CHALLENGE:
Reproduce the listing below word for word, leaving out the pictures.

## Start MATERIAL SHOWN

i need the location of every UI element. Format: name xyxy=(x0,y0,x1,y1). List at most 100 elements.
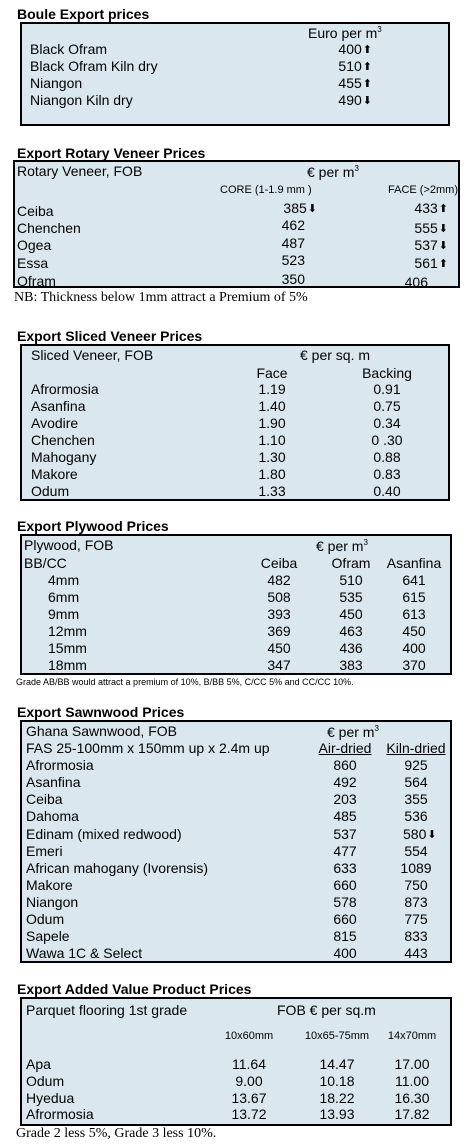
boule-row-price: 455⬆ xyxy=(338,75,372,91)
sawn-row-name: Edinam (mixed redwood) xyxy=(26,826,182,842)
sawn-row-kiln: 355 xyxy=(404,791,428,807)
plywood-row-size: 6mm xyxy=(48,589,80,605)
sliced-header: Sliced Veneer, FOB xyxy=(31,347,154,363)
sawn-box: Ghana Sawnwood, FOB € per m3 FAS 25-100m… xyxy=(20,720,452,963)
rotary-row-name: Essa xyxy=(17,255,49,271)
rotary-row-core: 385⬇ xyxy=(283,200,317,216)
sawn-row-name: Dahoma xyxy=(26,808,79,824)
sawn-row-kiln: 1089 xyxy=(400,860,432,876)
sliced-row-face: 1.10 xyxy=(258,432,286,448)
sawn-row-kiln: 873 xyxy=(404,894,428,910)
boule-unit-header: Euro per m3 xyxy=(308,25,382,41)
rotary-unit-header: € per m3 xyxy=(307,164,359,180)
plywood-cell: 613 xyxy=(402,606,426,622)
plywood-header: Plywood, FOB xyxy=(24,537,114,553)
plywood-cell: 450 xyxy=(267,640,291,656)
plywood-cell: 393 xyxy=(267,606,291,622)
boule-row-price: 510⬆ xyxy=(338,58,372,74)
plywood-row-size: 9mm xyxy=(48,606,80,622)
plywood-row-size: 15mm xyxy=(48,640,87,656)
added-note: Grade 2 less 5%, Grade 3 less 10%. xyxy=(16,1126,217,1141)
rotary-row-name: Ofram xyxy=(17,273,56,289)
plywood-title: Export Plywood Prices xyxy=(17,518,169,534)
added-col: 10x60mm xyxy=(224,1030,274,1042)
sliced-row-backing: 0.91 xyxy=(373,381,401,397)
down-arrow-icon: ⬇ xyxy=(438,223,448,235)
plywood-box: Plywood, FOB € per m3 BB/CC Ceiba Ofram … xyxy=(20,534,452,675)
sawn-col-kiln: Kiln-dried xyxy=(386,740,446,756)
sliced-row-name: Afrormosia xyxy=(31,381,99,397)
sawn-row-kiln: 536 xyxy=(404,808,428,824)
boule-row-name: Black Ofram Kiln dry xyxy=(30,58,158,74)
boule-row-name: Niangon Kiln dry xyxy=(30,92,133,108)
up-arrow-icon: ⬆ xyxy=(362,61,372,73)
boule-box: Euro per m3 Black Ofram 400⬆ Black Ofram… xyxy=(20,22,450,126)
boule-row-name: Black Ofram xyxy=(30,41,108,57)
rotary-note: NB: Thickness below 1mm attract a Premiu… xyxy=(14,290,308,305)
plywood-col: Ceiba xyxy=(260,555,298,571)
up-arrow-icon: ⬆ xyxy=(438,203,448,215)
added-cell: 17.82 xyxy=(394,1106,430,1122)
added-cell: 11.00 xyxy=(395,1073,429,1089)
plywood-cell: 347 xyxy=(267,657,291,673)
sawn-row-name: Ceiba xyxy=(26,791,63,807)
added-cell: 17.00 xyxy=(394,1056,430,1072)
plywood-cell: 463 xyxy=(339,623,363,639)
plywood-cell: 450 xyxy=(402,623,426,639)
rotary-col-core: CORE (1-1.9 mm ) xyxy=(220,184,312,196)
plywood-row-size: 18mm xyxy=(48,657,87,673)
added-cell: 11.64 xyxy=(232,1056,266,1072)
sliced-row-face: 1.33 xyxy=(258,483,286,499)
plywood-row-size: 4mm xyxy=(48,572,80,588)
sliced-col-backing: Backing xyxy=(362,365,412,381)
sawn-row-air: 400 xyxy=(333,945,357,961)
added-cell: 18.22 xyxy=(319,1090,355,1106)
plywood-cell: 641 xyxy=(402,572,426,588)
plywood-cell: 615 xyxy=(402,589,426,605)
added-cell: 13.72 xyxy=(231,1106,267,1122)
plywood-note: Grade AB/BB would attract a premium of 1… xyxy=(16,677,354,687)
sawn-row-kiln: 750 xyxy=(404,877,428,893)
sliced-row-face: 1.19 xyxy=(258,381,286,397)
added-col: 10x65-75mm xyxy=(304,1030,370,1042)
sawn-row-name: Wawa 1C & Select xyxy=(26,945,143,961)
sliced-row-name: Asanfina xyxy=(31,398,86,414)
sliced-row-name: Avodire xyxy=(31,415,79,431)
plywood-cell: 482 xyxy=(267,572,291,588)
added-row-name: Hyedua xyxy=(26,1090,75,1106)
sawn-row-name: Makore xyxy=(26,877,73,893)
added-cell: 10.18 xyxy=(319,1073,355,1089)
sliced-row-backing: 0.40 xyxy=(373,483,401,499)
sliced-row-face: 1.30 xyxy=(258,449,286,465)
added-row-name: Apa xyxy=(26,1056,51,1072)
boule-row-price: 490⬇ xyxy=(338,92,372,108)
sliced-row-name: Odum xyxy=(31,483,70,499)
plywood-cell: 436 xyxy=(339,640,363,656)
sawn-row-air: 578 xyxy=(333,894,357,910)
added-row-name: Afrormosia xyxy=(26,1106,94,1122)
sliced-box: Sliced Veneer, FOB € per sq. m Face Back… xyxy=(20,344,450,501)
sawn-row-air: 660 xyxy=(333,877,357,893)
sliced-title: Export Sliced Veneer Prices xyxy=(17,328,203,344)
sawn-row-name: Emeri xyxy=(26,843,63,859)
rotary-col-face: FACE (>2mm) xyxy=(388,184,458,196)
sawn-row-name: Afrormosia xyxy=(26,757,94,773)
sliced-row-backing: 0.75 xyxy=(373,398,401,414)
up-arrow-icon: ⬆ xyxy=(438,258,448,270)
rotary-row-face: 561⬆ xyxy=(414,255,448,271)
rotary-row-core: 462 xyxy=(281,217,305,233)
plywood-grade: BB/CC xyxy=(24,555,67,571)
added-cell: 14.47 xyxy=(319,1056,355,1072)
plywood-row-size: 12mm xyxy=(48,623,87,639)
sliced-row-backing: 0 .30 xyxy=(371,432,403,448)
sawn-row-air: 492 xyxy=(333,774,357,790)
added-box: Parquet flooring 1st grade FOB € per sq.… xyxy=(20,997,452,1126)
rotary-row-name: Ceiba xyxy=(17,203,54,219)
boule-row-price: 400⬆ xyxy=(338,41,372,57)
sawn-row-air: 633 xyxy=(333,860,357,876)
sliced-unit-header: € per sq. m xyxy=(300,347,371,363)
sawn-row-kiln: 925 xyxy=(404,757,428,773)
sawn-row-kiln: 775 xyxy=(404,911,428,927)
rotary-row-face: 555⬇ xyxy=(414,220,448,236)
sliced-row-face: 1.80 xyxy=(258,466,286,482)
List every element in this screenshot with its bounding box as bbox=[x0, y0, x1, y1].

## End MATERIAL SHOWN

RESULT OF THIS EXERCISE:
i need the location of every UI element. Format: name xyxy=(x0,y0,x1,y1). List at most 100 elements.
boule-row-price: 455⬆ xyxy=(338,75,372,91)
sawn-row-name: Edinam (mixed redwood) xyxy=(26,826,182,842)
sawn-row-kiln: 355 xyxy=(404,791,428,807)
plywood-row-size: 6mm xyxy=(48,589,80,605)
sliced-header: Sliced Veneer, FOB xyxy=(31,347,154,363)
sawn-box: Ghana Sawnwood, FOB € per m3 FAS 25-100m… xyxy=(20,720,452,963)
rotary-row-name: Essa xyxy=(17,255,49,271)
rotary-row-core: 385⬇ xyxy=(283,200,317,216)
sawn-row-name: Dahoma xyxy=(26,808,79,824)
sawn-row-kiln: 1089 xyxy=(400,860,432,876)
sliced-row-face: 1.10 xyxy=(258,432,286,448)
sawn-row-kiln: 873 xyxy=(404,894,428,910)
boule-unit-header: Euro per m3 xyxy=(308,25,382,41)
rotary-unit-header: € per m3 xyxy=(307,164,359,180)
plywood-cell: 613 xyxy=(402,606,426,622)
plywood-header: Plywood, FOB xyxy=(24,537,114,553)
plywood-cell: 450 xyxy=(267,640,291,656)
plywood-cell: 393 xyxy=(267,606,291,622)
boule-row-price: 510⬆ xyxy=(338,58,372,74)
plywood-row-size: 9mm xyxy=(48,606,80,622)
plywood-row-size: 15mm xyxy=(48,640,87,656)
added-note: Grade 2 less 5%, Grade 3 less 10%. xyxy=(16,1126,217,1141)
rotary-row-name: Ofram xyxy=(17,273,56,289)
plywood-title: Export Plywood Prices xyxy=(17,518,169,534)
added-col: 10x60mm xyxy=(224,1030,274,1042)
sliced-row-backing: 0.91 xyxy=(373,381,401,397)
down-arrow-icon: ⬇ xyxy=(438,223,448,235)
plywood-box: Plywood, FOB € per m3 BB/CC Ceiba Ofram … xyxy=(20,534,452,675)
sawn-col-kiln: Kiln-dried xyxy=(386,740,446,756)
sliced-row-name: Afrormosia xyxy=(31,381,99,397)
sawn-row-kiln: 536 xyxy=(404,808,428,824)
boule-row-name: Black Ofram Kiln dry xyxy=(30,58,158,74)
boule-row-name: Niangon Kiln dry xyxy=(30,92,133,108)
up-arrow-icon: ⬆ xyxy=(362,61,372,73)
boule-box: Euro per m3 Black Ofram 400⬆ Black Ofram… xyxy=(20,22,450,126)
boule-row-name: Black Ofram xyxy=(30,41,108,57)
rotary-note: NB: Thickness below 1mm attract a Premiu… xyxy=(14,290,308,305)
plywood-col: Ceiba xyxy=(260,555,298,571)
up-arrow-icon: ⬆ xyxy=(438,203,448,215)
added-cell: 17.82 xyxy=(394,1106,430,1122)
added-cell: 11.00 xyxy=(395,1073,429,1089)
plywood-cell: 347 xyxy=(267,657,291,673)
sawn-row-name: Ceiba xyxy=(26,791,63,807)
added-cell: 17.00 xyxy=(394,1056,430,1072)
plywood-cell: 463 xyxy=(339,623,363,639)
plywood-cell: 450 xyxy=(402,623,426,639)
rotary-col-core: CORE (1-1.9 mm ) xyxy=(220,184,312,196)
plywood-row-size: 18mm xyxy=(48,657,87,673)
added-cell: 11.64 xyxy=(232,1056,266,1072)
sliced-row-face: 1.33 xyxy=(258,483,286,499)
plywood-row-size: 4mm xyxy=(48,572,80,588)
sliced-col-backing: Backing xyxy=(362,365,412,381)
sawn-row-air: 400 xyxy=(333,945,357,961)
added-cell: 18.22 xyxy=(319,1090,355,1106)
plywood-cell: 641 xyxy=(402,572,426,588)
plywood-cell: 615 xyxy=(402,589,426,605)
added-cell: 13.72 xyxy=(231,1106,267,1122)
plywood-note: Grade AB/BB would attract a premium of 1… xyxy=(16,677,354,687)
sawn-row-kiln: 750 xyxy=(404,877,428,893)
sliced-row-face: 1.19 xyxy=(258,381,286,397)
added-col: 10x65-75mm xyxy=(304,1030,370,1042)
sawn-row-name: Wawa 1C & Select xyxy=(26,945,143,961)
sliced-row-name: Asanfina xyxy=(31,398,86,414)
sliced-row-name: Avodire xyxy=(31,415,79,431)
plywood-cell: 482 xyxy=(267,572,291,588)
added-row-name: Hyedua xyxy=(26,1090,75,1106)
sawn-row-name: Makore xyxy=(26,877,73,893)
added-cell: 10.18 xyxy=(319,1073,355,1089)
sliced-row-backing: 0.40 xyxy=(373,483,401,499)
sliced-row-face: 1.30 xyxy=(258,449,286,465)
added-row-name: Apa xyxy=(26,1056,51,1072)
boule-row-price: 490⬇ xyxy=(338,92,372,108)
sliced-row-name: Odum xyxy=(31,483,70,499)
plywood-cell: 436 xyxy=(339,640,363,656)
sawn-row-air: 578 xyxy=(333,894,357,910)
added-row-name: Afrormosia xyxy=(26,1106,94,1122)
sliced-box: Sliced Veneer, FOB € per sq. m Face Back… xyxy=(20,344,450,501)
sawn-row-air: 660 xyxy=(333,877,357,893)
sliced-title: Export Sliced Veneer Prices xyxy=(17,328,203,344)
sawn-row-name: Emeri xyxy=(26,843,63,859)
rotary-col-face: FACE (>2mm) xyxy=(388,184,458,196)
sawn-row-name: Afrormosia xyxy=(26,757,94,773)
sliced-row-backing: 0.75 xyxy=(373,398,401,414)
up-arrow-icon: ⬆ xyxy=(438,258,448,270)
rotary-row-face: 561⬆ xyxy=(414,255,448,271)
rotary-row-core: 462 xyxy=(281,217,305,233)
plywood-grade: BB/CC xyxy=(24,555,67,571)
added-cell: 14.47 xyxy=(319,1056,355,1072)
plywood-row-size: 12mm xyxy=(48,623,87,639)
sliced-row-backing: 0 .30 xyxy=(371,432,403,448)
sawn-row-air: 492 xyxy=(333,774,357,790)
added-box: Parquet flooring 1st grade FOB € per sq.… xyxy=(20,997,452,1126)
rotary-row-name: Ceiba xyxy=(17,203,54,219)
boule-row-price: 400⬆ xyxy=(338,41,372,57)
sawn-row-air: 633 xyxy=(333,860,357,876)
sliced-unit-header: € per sq. m xyxy=(300,347,371,363)
sawn-row-kiln: 925 xyxy=(404,757,428,773)
sawn-row-kiln: 775 xyxy=(404,911,428,927)
rotary-row-face: 555⬇ xyxy=(414,220,448,236)
sliced-row-face: 1.80 xyxy=(258,466,286,482)
List every element in this screenshot with its bounding box as bbox=[x0, y0, x1, y1].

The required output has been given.